Written request.
Check the listing below for lines with the word "this" and say how many there are, with nothing but the number.

Raw records.

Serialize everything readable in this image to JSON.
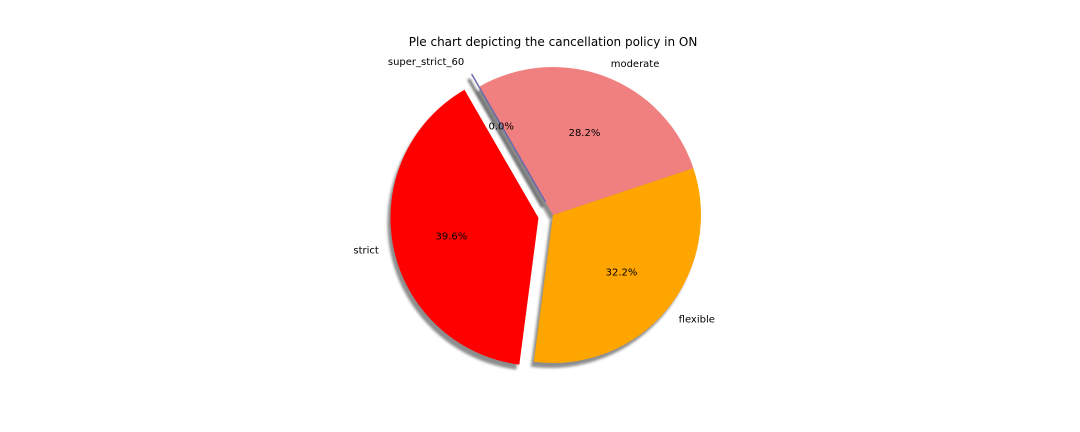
{
  "chart_data": {
    "type": "pie",
    "title": "Ple chart depicting the cancellation policy in ON",
    "start_angle_deg": 120,
    "direction": "counterclockwise",
    "shadow": true,
    "slices": [
      {
        "label": "strict",
        "percent_label": "39.6%",
        "value": 39.6,
        "color": "#ff0000",
        "explode": 0.1
      },
      {
        "label": "flexible",
        "percent_label": "32.2%",
        "value": 32.2,
        "color": "#ffa500",
        "explode": 0.0
      },
      {
        "label": "moderate",
        "percent_label": "28.2%",
        "value": 28.2,
        "color": "#f08080",
        "explode": 0.0
      },
      {
        "label": "super_strict_60",
        "percent_label": "0.0%",
        "value": 0.0,
        "color": "#6a6aaa",
        "explode": 0.1
      }
    ]
  }
}
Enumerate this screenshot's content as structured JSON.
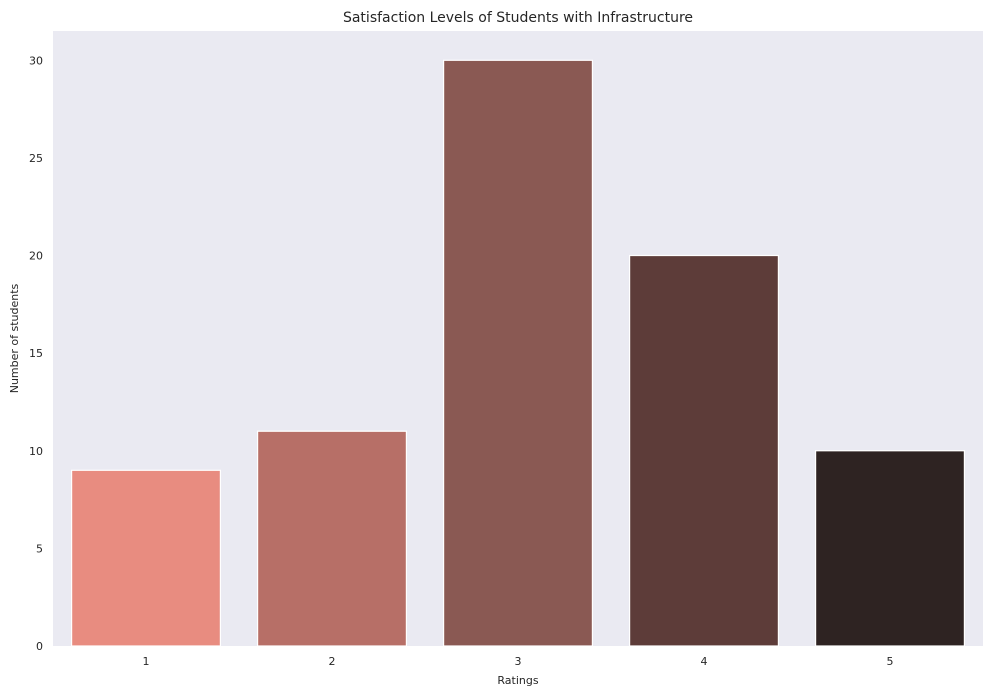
{
  "chart_data": {
    "type": "bar",
    "title": "Satisfaction Levels of Students with Infrastructure",
    "xlabel": "Ratings",
    "ylabel": "Number of students",
    "categories": [
      "1",
      "2",
      "3",
      "4",
      "5"
    ],
    "values": [
      9,
      11,
      30,
      20,
      10
    ],
    "bar_colors": [
      "#e88c80",
      "#b76f67",
      "#8a5953",
      "#5d3c39",
      "#2e2322"
    ],
    "ylim": [
      0,
      31.5
    ],
    "yticks": [
      0,
      5,
      10,
      15,
      20,
      25,
      30
    ],
    "grid": false,
    "plot_background": "#eaeaf2",
    "bar_edge_color": "#ffffff"
  }
}
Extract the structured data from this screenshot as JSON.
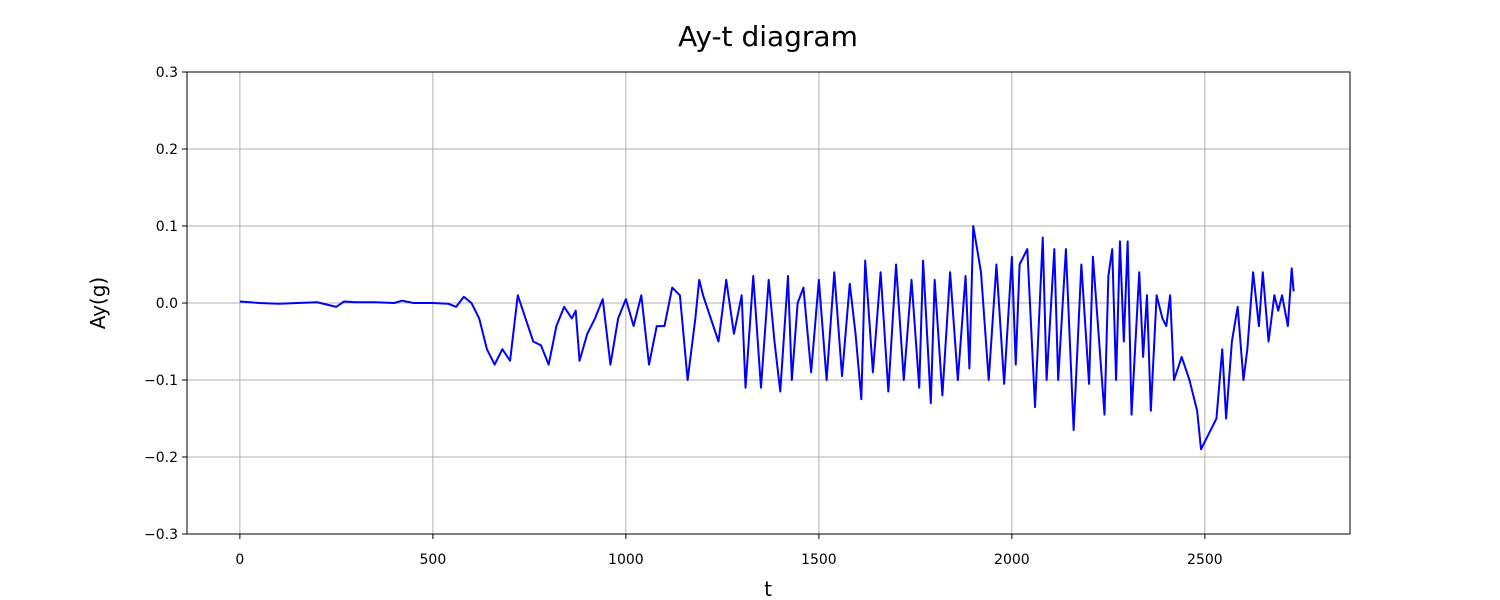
{
  "chart_data": {
    "type": "line",
    "title": "Ay-t diagram",
    "x_label": "t",
    "y_label": "Ay(g)",
    "color": "#0000ff",
    "grid": true,
    "xlim": [
      -137,
      2876
    ],
    "ylim": [
      -0.3,
      0.3
    ],
    "xticks": [
      0,
      500,
      1000,
      1500,
      2000,
      2500
    ],
    "yticks": [
      {
        "value": -0.3,
        "label": "−0.3"
      },
      {
        "value": -0.2,
        "label": "−0.2"
      },
      {
        "value": -0.1,
        "label": "−0.1"
      },
      {
        "value": 0,
        "label": "0.0"
      },
      0.1,
      0.2,
      0.3
    ],
    "x": [
      0,
      50,
      100,
      150,
      200,
      250,
      270,
      300,
      350,
      400,
      420,
      450,
      500,
      540,
      560,
      580,
      600,
      620,
      640,
      660,
      680,
      700,
      720,
      740,
      760,
      780,
      800,
      820,
      840,
      860,
      870,
      880,
      900,
      920,
      940,
      960,
      980,
      1000,
      1020,
      1040,
      1060,
      1080,
      1100,
      1120,
      1140,
      1160,
      1180,
      1190,
      1200,
      1220,
      1240,
      1260,
      1280,
      1300,
      1310,
      1330,
      1350,
      1370,
      1385,
      1400,
      1420,
      1430,
      1445,
      1460,
      1480,
      1500,
      1520,
      1540,
      1560,
      1580,
      1595,
      1610,
      1620,
      1640,
      1660,
      1680,
      1700,
      1720,
      1740,
      1760,
      1770,
      1790,
      1800,
      1820,
      1840,
      1860,
      1880,
      1890,
      1900,
      1920,
      1940,
      1960,
      1980,
      2000,
      2010,
      2020,
      2040,
      2060,
      2080,
      2090,
      2110,
      2120,
      2140,
      2160,
      2180,
      2200,
      2210,
      2240,
      2250,
      2260,
      2270,
      2280,
      2290,
      2300,
      2310,
      2330,
      2340,
      2350,
      2360,
      2375,
      2390,
      2400,
      2410,
      2420,
      2440,
      2460,
      2480,
      2490,
      2510,
      2530,
      2545,
      2555,
      2570,
      2585,
      2600,
      2610,
      2625,
      2640,
      2650,
      2665,
      2680,
      2690,
      2700,
      2715,
      2725,
      2730
    ],
    "values": [
      0.002,
      0,
      -0.001,
      0,
      0.001,
      -0.005,
      0.002,
      0.001,
      0.001,
      0,
      0.003,
      0,
      0,
      -0.001,
      -0.005,
      0.008,
      0,
      -0.02,
      -0.06,
      -0.08,
      -0.06,
      -0.075,
      0.01,
      -0.02,
      -0.05,
      -0.055,
      -0.08,
      -0.03,
      -0.005,
      -0.02,
      -0.01,
      -0.075,
      -0.04,
      -0.02,
      0.005,
      -0.08,
      -0.02,
      0.005,
      -0.03,
      0.01,
      -0.08,
      -0.03,
      -0.03,
      0.02,
      0.01,
      -0.1,
      -0.02,
      0.03,
      0.01,
      -0.02,
      -0.05,
      0.03,
      -0.04,
      0.01,
      -0.11,
      0.035,
      -0.11,
      0.03,
      -0.05,
      -0.115,
      0.035,
      -0.1,
      0,
      0.02,
      -0.09,
      0.03,
      -0.1,
      0.04,
      -0.095,
      0.025,
      -0.04,
      -0.125,
      0.055,
      -0.09,
      0.04,
      -0.115,
      0.05,
      -0.1,
      0.03,
      -0.11,
      0.055,
      -0.13,
      0.03,
      -0.12,
      0.04,
      -0.1,
      0.035,
      -0.085,
      0.1,
      0.04,
      -0.1,
      0.05,
      -0.105,
      0.06,
      -0.08,
      0.05,
      0.07,
      -0.135,
      0.085,
      -0.1,
      0.07,
      -0.1,
      0.07,
      -0.165,
      0.05,
      -0.105,
      0.06,
      -0.145,
      0.035,
      0.07,
      -0.1,
      0.08,
      -0.05,
      0.08,
      -0.145,
      0.04,
      -0.07,
      0.01,
      -0.14,
      0.01,
      -0.02,
      -0.03,
      0.01,
      -0.1,
      -0.07,
      -0.1,
      -0.14,
      -0.19,
      -0.17,
      -0.15,
      -0.06,
      -0.15,
      -0.05,
      -0.005,
      -0.1,
      -0.06,
      0.04,
      -0.03,
      0.04,
      -0.05,
      0.01,
      -0.01,
      0.01,
      -0.03,
      0.045,
      0.015
    ]
  }
}
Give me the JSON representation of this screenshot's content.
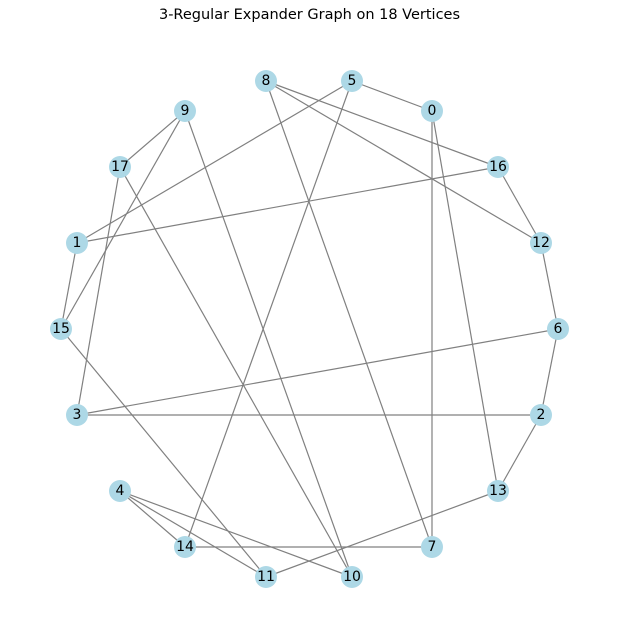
{
  "title": "3-Regular Expander Graph on 18 Vertices",
  "colors": {
    "node_fill": "#add8e6",
    "edge_stroke": "#808080",
    "label": "#000000",
    "background": "#ffffff"
  },
  "graph": {
    "nodes": [
      {
        "id": "0",
        "label": "0"
      },
      {
        "id": "1",
        "label": "1"
      },
      {
        "id": "2",
        "label": "2"
      },
      {
        "id": "3",
        "label": "3"
      },
      {
        "id": "4",
        "label": "4"
      },
      {
        "id": "5",
        "label": "5"
      },
      {
        "id": "6",
        "label": "6"
      },
      {
        "id": "7",
        "label": "7"
      },
      {
        "id": "8",
        "label": "8"
      },
      {
        "id": "9",
        "label": "9"
      },
      {
        "id": "10",
        "label": "10"
      },
      {
        "id": "11",
        "label": "11"
      },
      {
        "id": "12",
        "label": "12"
      },
      {
        "id": "13",
        "label": "13"
      },
      {
        "id": "14",
        "label": "14"
      },
      {
        "id": "15",
        "label": "15"
      },
      {
        "id": "16",
        "label": "16"
      },
      {
        "id": "17",
        "label": "17"
      }
    ],
    "edges": [
      [
        "0",
        "5"
      ],
      [
        "0",
        "7"
      ],
      [
        "0",
        "13"
      ],
      [
        "1",
        "5"
      ],
      [
        "1",
        "16"
      ],
      [
        "1",
        "15"
      ],
      [
        "2",
        "6"
      ],
      [
        "2",
        "3"
      ],
      [
        "2",
        "13"
      ],
      [
        "3",
        "17"
      ],
      [
        "3",
        "6"
      ],
      [
        "4",
        "14"
      ],
      [
        "4",
        "11"
      ],
      [
        "4",
        "10"
      ],
      [
        "5",
        "14"
      ],
      [
        "6",
        "12"
      ],
      [
        "7",
        "8"
      ],
      [
        "7",
        "14"
      ],
      [
        "8",
        "16"
      ],
      [
        "8",
        "12"
      ],
      [
        "9",
        "17"
      ],
      [
        "9",
        "15"
      ],
      [
        "9",
        "10"
      ],
      [
        "10",
        "17"
      ],
      [
        "11",
        "15"
      ],
      [
        "11",
        "13"
      ],
      [
        "12",
        "16"
      ]
    ]
  }
}
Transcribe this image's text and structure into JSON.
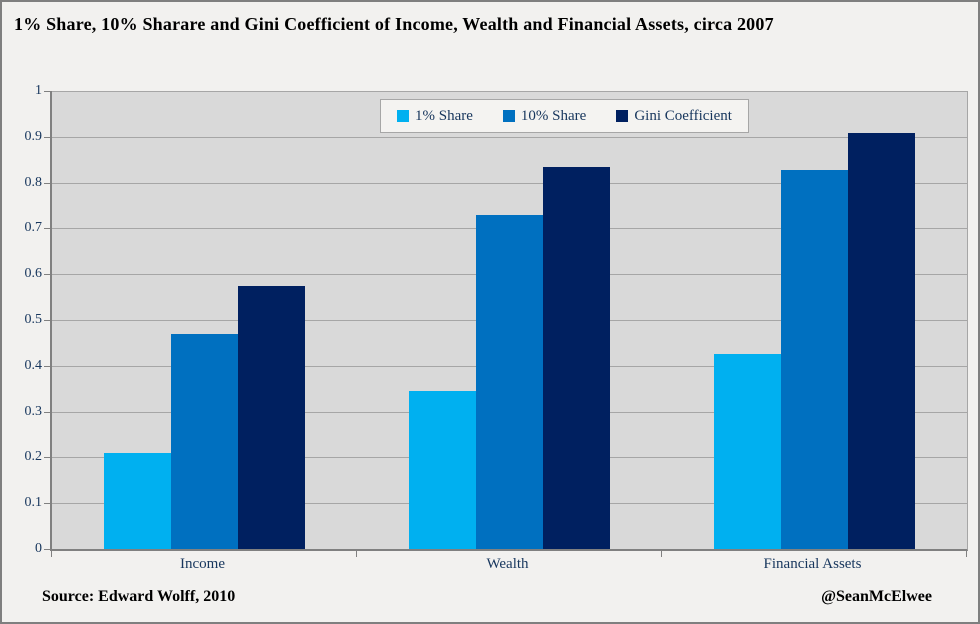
{
  "chart_data": {
    "type": "bar",
    "title": "1% Share, 10% Sharare and Gini Coefficient of Income, Wealth and Financial Assets, circa 2007",
    "categories": [
      "Income",
      "Wealth",
      "Financial Assets"
    ],
    "series": [
      {
        "name": "1% Share",
        "color": "#00B0F0",
        "values": [
          0.21,
          0.346,
          0.425
        ]
      },
      {
        "name": "10% Share",
        "color": "#0070C0",
        "values": [
          0.47,
          0.73,
          0.827
        ]
      },
      {
        "name": "Gini Coefficient",
        "color": "#002060",
        "values": [
          0.574,
          0.834,
          0.908
        ]
      }
    ],
    "xlabel": "",
    "ylabel": "",
    "ylim": [
      0,
      1
    ],
    "ytick_step": 0.1,
    "ytick_labels": [
      "0",
      "0.1",
      "0.2",
      "0.3",
      "0.4",
      "0.5",
      "0.6",
      "0.7",
      "0.8",
      "0.9",
      "1"
    ],
    "grid": true,
    "legend_position": "top-center"
  },
  "footer": {
    "source": "Source: Edward Wolff, 2010",
    "handle": "@SeanMcElwee"
  },
  "colors": {
    "plot_background": "#D9D9D9",
    "page_background": "#F2F1EF",
    "gridline": "#A6A6A6",
    "axis": "#808080",
    "axis_text": "#17365D"
  }
}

Task answer.
5